SET TASK: Write each line out again exactly as written.

-------- DATA --------

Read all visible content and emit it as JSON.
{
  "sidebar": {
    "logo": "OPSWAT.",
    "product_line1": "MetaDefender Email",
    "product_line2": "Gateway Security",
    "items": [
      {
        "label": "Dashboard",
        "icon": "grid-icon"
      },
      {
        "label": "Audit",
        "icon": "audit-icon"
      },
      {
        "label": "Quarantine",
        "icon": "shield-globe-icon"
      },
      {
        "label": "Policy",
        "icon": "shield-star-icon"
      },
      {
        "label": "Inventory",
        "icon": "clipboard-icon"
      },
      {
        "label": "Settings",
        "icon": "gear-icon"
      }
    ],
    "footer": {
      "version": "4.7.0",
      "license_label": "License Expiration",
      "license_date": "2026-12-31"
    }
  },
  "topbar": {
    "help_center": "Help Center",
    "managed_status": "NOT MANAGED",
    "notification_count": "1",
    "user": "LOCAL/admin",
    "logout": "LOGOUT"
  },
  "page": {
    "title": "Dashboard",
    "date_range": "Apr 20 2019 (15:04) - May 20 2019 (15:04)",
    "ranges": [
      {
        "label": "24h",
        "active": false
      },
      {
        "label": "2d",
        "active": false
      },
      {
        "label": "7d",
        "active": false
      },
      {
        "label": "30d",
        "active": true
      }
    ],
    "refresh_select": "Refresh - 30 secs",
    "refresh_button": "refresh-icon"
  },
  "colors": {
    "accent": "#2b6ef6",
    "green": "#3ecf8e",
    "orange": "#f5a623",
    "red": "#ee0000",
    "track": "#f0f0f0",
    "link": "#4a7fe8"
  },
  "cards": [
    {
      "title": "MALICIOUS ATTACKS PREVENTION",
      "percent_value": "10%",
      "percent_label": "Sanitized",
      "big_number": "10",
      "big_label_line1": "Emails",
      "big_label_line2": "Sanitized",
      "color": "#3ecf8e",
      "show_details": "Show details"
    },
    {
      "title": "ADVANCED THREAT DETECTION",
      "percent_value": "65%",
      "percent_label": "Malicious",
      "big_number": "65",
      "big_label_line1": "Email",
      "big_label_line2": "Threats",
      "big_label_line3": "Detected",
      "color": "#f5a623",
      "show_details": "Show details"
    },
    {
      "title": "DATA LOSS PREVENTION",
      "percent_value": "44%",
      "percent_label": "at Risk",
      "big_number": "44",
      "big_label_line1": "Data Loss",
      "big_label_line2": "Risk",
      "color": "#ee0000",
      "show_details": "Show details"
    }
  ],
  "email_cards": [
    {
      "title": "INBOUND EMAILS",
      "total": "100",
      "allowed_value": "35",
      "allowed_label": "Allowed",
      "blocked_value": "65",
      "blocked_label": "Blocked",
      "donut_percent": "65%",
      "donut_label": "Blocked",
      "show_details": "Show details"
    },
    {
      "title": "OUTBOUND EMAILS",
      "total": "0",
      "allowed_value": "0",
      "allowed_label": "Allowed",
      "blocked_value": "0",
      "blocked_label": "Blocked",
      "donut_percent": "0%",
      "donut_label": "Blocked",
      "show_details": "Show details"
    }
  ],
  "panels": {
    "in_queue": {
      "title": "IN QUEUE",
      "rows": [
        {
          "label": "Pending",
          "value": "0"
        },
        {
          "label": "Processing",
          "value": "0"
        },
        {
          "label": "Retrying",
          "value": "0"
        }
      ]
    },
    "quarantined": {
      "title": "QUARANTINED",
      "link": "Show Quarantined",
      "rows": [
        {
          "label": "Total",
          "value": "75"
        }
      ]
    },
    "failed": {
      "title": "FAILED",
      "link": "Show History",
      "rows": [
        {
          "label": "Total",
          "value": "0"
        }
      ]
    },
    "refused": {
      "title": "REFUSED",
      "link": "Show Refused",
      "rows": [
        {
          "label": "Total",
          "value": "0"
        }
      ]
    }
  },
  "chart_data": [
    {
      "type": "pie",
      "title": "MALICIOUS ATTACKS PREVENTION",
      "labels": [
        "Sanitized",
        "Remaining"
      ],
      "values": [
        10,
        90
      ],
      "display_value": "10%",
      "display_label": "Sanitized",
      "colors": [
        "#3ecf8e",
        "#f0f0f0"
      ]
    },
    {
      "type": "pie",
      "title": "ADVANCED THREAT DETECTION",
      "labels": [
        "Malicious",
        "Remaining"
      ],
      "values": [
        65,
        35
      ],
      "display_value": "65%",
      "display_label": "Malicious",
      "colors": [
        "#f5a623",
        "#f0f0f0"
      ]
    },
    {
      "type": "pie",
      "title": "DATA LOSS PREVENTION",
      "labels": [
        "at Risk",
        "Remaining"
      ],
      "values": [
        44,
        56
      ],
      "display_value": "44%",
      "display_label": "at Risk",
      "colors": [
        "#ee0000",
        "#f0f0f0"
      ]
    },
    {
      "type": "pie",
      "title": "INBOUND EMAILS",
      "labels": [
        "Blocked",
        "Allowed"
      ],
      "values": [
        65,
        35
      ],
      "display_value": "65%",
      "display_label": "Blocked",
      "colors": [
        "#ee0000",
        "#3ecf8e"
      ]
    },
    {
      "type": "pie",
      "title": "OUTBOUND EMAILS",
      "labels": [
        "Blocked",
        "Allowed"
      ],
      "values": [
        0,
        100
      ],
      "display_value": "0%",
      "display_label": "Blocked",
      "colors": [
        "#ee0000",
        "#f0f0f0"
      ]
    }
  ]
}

--------

THE OUTPUT:
Read all visible content and emit it as JSON.
{
  "sidebar": {
    "logo": "OPSWAT.",
    "product_line1": "MetaDefender Email",
    "product_line2": "Gateway Security",
    "items": [
      {
        "label": "Dashboard",
        "icon": "grid-icon"
      },
      {
        "label": "Audit",
        "icon": "audit-icon"
      },
      {
        "label": "Quarantine",
        "icon": "shield-globe-icon"
      },
      {
        "label": "Policy",
        "icon": "shield-star-icon"
      },
      {
        "label": "Inventory",
        "icon": "clipboard-icon"
      },
      {
        "label": "Settings",
        "icon": "gear-icon"
      }
    ],
    "footer": {
      "version": "4.7.0",
      "license_label": "License Expiration",
      "license_date": "2026-12-31"
    }
  },
  "topbar": {
    "help_center": "Help Center",
    "managed_status": "NOT MANAGED",
    "notification_count": "1",
    "user": "LOCAL/admin",
    "logout": "LOGOUT"
  },
  "page": {
    "title": "Dashboard",
    "date_range": "Apr 20 2019 (15:04) - May 20 2019 (15:04)",
    "ranges": [
      {
        "label": "24h",
        "active": false
      },
      {
        "label": "2d",
        "active": false
      },
      {
        "label": "7d",
        "active": false
      },
      {
        "label": "30d",
        "active": true
      }
    ],
    "refresh_select": "Refresh - 30 secs",
    "refresh_button": "refresh-icon"
  },
  "colors": {
    "accent": "#2b6ef6",
    "green": "#3ecf8e",
    "orange": "#f5a623",
    "red": "#ee0000",
    "track": "#f0f0f0",
    "link": "#4a7fe8"
  },
  "cards": [
    {
      "title": "MALICIOUS ATTACKS PREVENTION",
      "percent_value": "10%",
      "percent_label": "Sanitized",
      "big_number": "10",
      "big_label_line1": "Emails",
      "big_label_line2": "Sanitized",
      "color": "#3ecf8e",
      "show_details": "Show details"
    },
    {
      "title": "ADVANCED THREAT DETECTION",
      "percent_value": "65%",
      "percent_label": "Malicious",
      "big_number": "65",
      "big_label_line1": "Email",
      "big_label_line2": "Threats",
      "big_label_line3": "Detected",
      "color": "#f5a623",
      "show_details": "Show details"
    },
    {
      "title": "DATA LOSS PREVENTION",
      "percent_value": "44%",
      "percent_label": "at Risk",
      "big_number": "44",
      "big_label_line1": "Data Loss",
      "big_label_line2": "Risk",
      "color": "#ee0000",
      "show_details": "Show details"
    }
  ],
  "email_cards": [
    {
      "title": "INBOUND EMAILS",
      "total": "100",
      "allowed_value": "35",
      "allowed_label": "Allowed",
      "blocked_value": "65",
      "blocked_label": "Blocked",
      "donut_percent": "65%",
      "donut_label": "Blocked",
      "show_details": "Show details"
    },
    {
      "title": "OUTBOUND EMAILS",
      "total": "0",
      "allowed_value": "0",
      "allowed_label": "Allowed",
      "blocked_value": "0",
      "blocked_label": "Blocked",
      "donut_percent": "0%",
      "donut_label": "Blocked",
      "show_details": "Show details"
    }
  ],
  "panels": {
    "in_queue": {
      "title": "IN QUEUE",
      "rows": [
        {
          "label": "Pending",
          "value": "0"
        },
        {
          "label": "Processing",
          "value": "0"
        },
        {
          "label": "Retrying",
          "value": "0"
        }
      ]
    },
    "quarantined": {
      "title": "QUARANTINED",
      "link": "Show Quarantined",
      "rows": [
        {
          "label": "Total",
          "value": "75"
        }
      ]
    },
    "failed": {
      "title": "FAILED",
      "link": "Show History",
      "rows": [
        {
          "label": "Total",
          "value": "0"
        }
      ]
    },
    "refused": {
      "title": "REFUSED",
      "link": "Show Refused",
      "rows": [
        {
          "label": "Total",
          "value": "0"
        }
      ]
    }
  },
  "chart_data": [
    {
      "type": "pie",
      "title": "MALICIOUS ATTACKS PREVENTION",
      "labels": [
        "Sanitized",
        "Remaining"
      ],
      "values": [
        10,
        90
      ],
      "display_value": "10%",
      "display_label": "Sanitized",
      "colors": [
        "#3ecf8e",
        "#f0f0f0"
      ]
    },
    {
      "type": "pie",
      "title": "ADVANCED THREAT DETECTION",
      "labels": [
        "Malicious",
        "Remaining"
      ],
      "values": [
        65,
        35
      ],
      "display_value": "65%",
      "display_label": "Malicious",
      "colors": [
        "#f5a623",
        "#f0f0f0"
      ]
    },
    {
      "type": "pie",
      "title": "DATA LOSS PREVENTION",
      "labels": [
        "at Risk",
        "Remaining"
      ],
      "values": [
        44,
        56
      ],
      "display_value": "44%",
      "display_label": "at Risk",
      "colors": [
        "#ee0000",
        "#f0f0f0"
      ]
    },
    {
      "type": "pie",
      "title": "INBOUND EMAILS",
      "labels": [
        "Blocked",
        "Allowed"
      ],
      "values": [
        65,
        35
      ],
      "display_value": "65%",
      "display_label": "Blocked",
      "colors": [
        "#ee0000",
        "#3ecf8e"
      ]
    },
    {
      "type": "pie",
      "title": "OUTBOUND EMAILS",
      "labels": [
        "Blocked",
        "Allowed"
      ],
      "values": [
        0,
        100
      ],
      "display_value": "0%",
      "display_label": "Blocked",
      "colors": [
        "#ee0000",
        "#f0f0f0"
      ]
    }
  ]
}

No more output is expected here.